** START MATERIALS PROVIDED **
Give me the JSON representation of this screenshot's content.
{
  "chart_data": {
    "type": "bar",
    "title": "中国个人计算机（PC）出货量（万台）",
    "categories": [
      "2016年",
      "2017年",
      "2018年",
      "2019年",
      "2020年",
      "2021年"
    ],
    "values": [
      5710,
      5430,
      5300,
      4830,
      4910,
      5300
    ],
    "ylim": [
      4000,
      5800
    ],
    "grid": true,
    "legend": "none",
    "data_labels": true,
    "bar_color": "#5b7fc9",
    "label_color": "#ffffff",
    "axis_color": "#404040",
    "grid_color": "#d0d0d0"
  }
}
** END MATERIALS PROVIDED **
### GIVEN REQUEST
Copy out the whole listing exactly; please set it all down.

### THE SOLUTION
Give me the JSON representation of this screenshot's content.
{
  "chart_data": {
    "type": "bar",
    "title": "中国个人计算机（PC）出货量（万台）",
    "categories": [
      "2016年",
      "2017年",
      "2018年",
      "2019年",
      "2020年",
      "2021年"
    ],
    "values": [
      5710,
      5430,
      5300,
      4830,
      4910,
      5300
    ],
    "ylim": [
      4000,
      5800
    ],
    "grid": true,
    "legend": "none",
    "data_labels": true,
    "bar_color": "#5b7fc9",
    "label_color": "#ffffff",
    "axis_color": "#404040",
    "grid_color": "#d0d0d0"
  }
}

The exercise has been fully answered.